--- What is expected ---
Copy each line of the data below exactly, leaving out pictures.
[Start Entries supplied]
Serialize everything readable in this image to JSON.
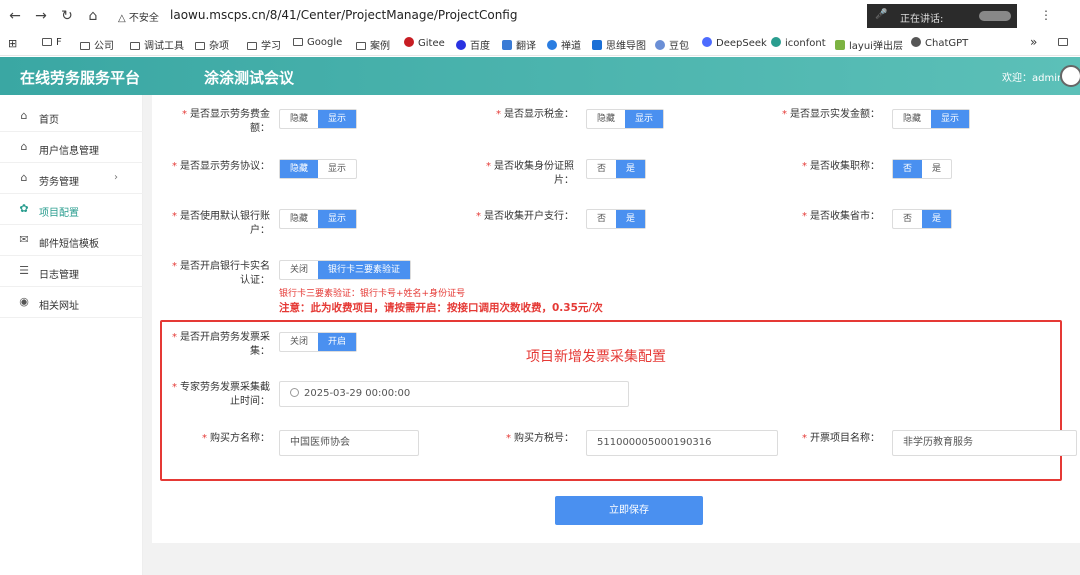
{
  "browser": {
    "insecure_label": "△ 不安全",
    "url": "laowu.mscps.cn/8/41/Center/ProjectManage/ProjectConfig",
    "speaking_label": "正在讲话:",
    "bookmarks": [
      "F",
      "公司",
      "调试工具",
      "杂项",
      "学习",
      "Google",
      "案例",
      "Gitee",
      "百度",
      "翻译",
      "禅道",
      "思维导图",
      "豆包",
      "DeepSeek",
      "iconfont",
      "layui弹出层",
      "ChatGPT"
    ],
    "bookmarks_more": "»"
  },
  "header": {
    "app_title": "在线劳务服务平台",
    "meeting_title": "涂涂测试会议",
    "welcome": "欢迎：admin"
  },
  "sidebar": {
    "items": [
      {
        "label": "首页",
        "icon": "home-icon"
      },
      {
        "label": "用户信息管理",
        "icon": "home-icon"
      },
      {
        "label": "劳务管理",
        "icon": "home-icon",
        "arrow": "›"
      },
      {
        "label": "项目配置",
        "icon": "gear-icon"
      },
      {
        "label": "邮件短信模板",
        "icon": "mail-icon"
      },
      {
        "label": "日志管理",
        "icon": "list-icon"
      },
      {
        "label": "相关网址",
        "icon": "globe-icon"
      }
    ]
  },
  "form": {
    "hide": "隐藏",
    "show": "显示",
    "no": "否",
    "yes": "是",
    "off": "关闭",
    "on": "开启",
    "bank_verify": "银行卡三要素验证",
    "fields": {
      "show_fee": "是否显示劳务费金额：",
      "show_tax": "是否显示税金：",
      "show_actual": "是否显示实发金额：",
      "show_agreement": "是否显示劳务协议：",
      "collect_idphoto": "是否收集身份证照片：",
      "collect_title": "是否收集职称：",
      "default_bank": "是否使用默认银行账户：",
      "collect_branch": "是否收集开户支行：",
      "collect_province": "是否收集省市：",
      "bank_realname": "是否开启银行卡实名认证：",
      "invoice_collect": "是否开启劳务发票采集：",
      "invoice_deadline": "专家劳务发票采集截止时间：",
      "buyer_name": "购买方名称：",
      "buyer_tax": "购买方税号：",
      "project_name": "开票项目名称："
    },
    "bank_note": "银行卡三要素验证：银行卡号+姓名+身份证号",
    "bank_warning": "注意：此为收费项目，请按需开启：按接口调用次数收费，0.35元/次",
    "box_title": "项目新增发票采集配置",
    "deadline_value": "2025-03-29 00:00:00",
    "buyer_name_value": "中国医师协会",
    "buyer_tax_value": "511000005000190316",
    "project_name_value": "非学历教育服务",
    "save_label": "立即保存"
  }
}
[End Entries supplied]
--- Problem solution ---
Serialize everything readable in this image to JSON.
{
  "browser": {
    "insecure_label": "△ 不安全",
    "url": "laowu.mscps.cn/8/41/Center/ProjectManage/ProjectConfig",
    "speaking_label": "正在讲话:",
    "bookmarks": [
      "F",
      "公司",
      "调试工具",
      "杂项",
      "学习",
      "Google",
      "案例",
      "Gitee",
      "百度",
      "翻译",
      "禅道",
      "思维导图",
      "豆包",
      "DeepSeek",
      "iconfont",
      "layui弹出层",
      "ChatGPT"
    ],
    "bookmarks_more": "»"
  },
  "header": {
    "app_title": "在线劳务服务平台",
    "meeting_title": "涂涂测试会议",
    "welcome": "欢迎：admin"
  },
  "sidebar": {
    "items": [
      {
        "label": "首页",
        "icon": "home-icon"
      },
      {
        "label": "用户信息管理",
        "icon": "home-icon"
      },
      {
        "label": "劳务管理",
        "icon": "home-icon",
        "arrow": "›"
      },
      {
        "label": "项目配置",
        "icon": "gear-icon"
      },
      {
        "label": "邮件短信模板",
        "icon": "mail-icon"
      },
      {
        "label": "日志管理",
        "icon": "list-icon"
      },
      {
        "label": "相关网址",
        "icon": "globe-icon"
      }
    ]
  },
  "form": {
    "hide": "隐藏",
    "show": "显示",
    "no": "否",
    "yes": "是",
    "off": "关闭",
    "on": "开启",
    "bank_verify": "银行卡三要素验证",
    "fields": {
      "show_fee": "是否显示劳务费金额：",
      "show_tax": "是否显示税金：",
      "show_actual": "是否显示实发金额：",
      "show_agreement": "是否显示劳务协议：",
      "collect_idphoto": "是否收集身份证照片：",
      "collect_title": "是否收集职称：",
      "default_bank": "是否使用默认银行账户：",
      "collect_branch": "是否收集开户支行：",
      "collect_province": "是否收集省市：",
      "bank_realname": "是否开启银行卡实名认证：",
      "invoice_collect": "是否开启劳务发票采集：",
      "invoice_deadline": "专家劳务发票采集截止时间：",
      "buyer_name": "购买方名称：",
      "buyer_tax": "购买方税号：",
      "project_name": "开票项目名称："
    },
    "bank_note": "银行卡三要素验证：银行卡号+姓名+身份证号",
    "bank_warning": "注意：此为收费项目，请按需开启：按接口调用次数收费，0.35元/次",
    "box_title": "项目新增发票采集配置",
    "deadline_value": "2025-03-29 00:00:00",
    "buyer_name_value": "中国医师协会",
    "buyer_tax_value": "511000005000190316",
    "project_name_value": "非学历教育服务",
    "save_label": "立即保存"
  }
}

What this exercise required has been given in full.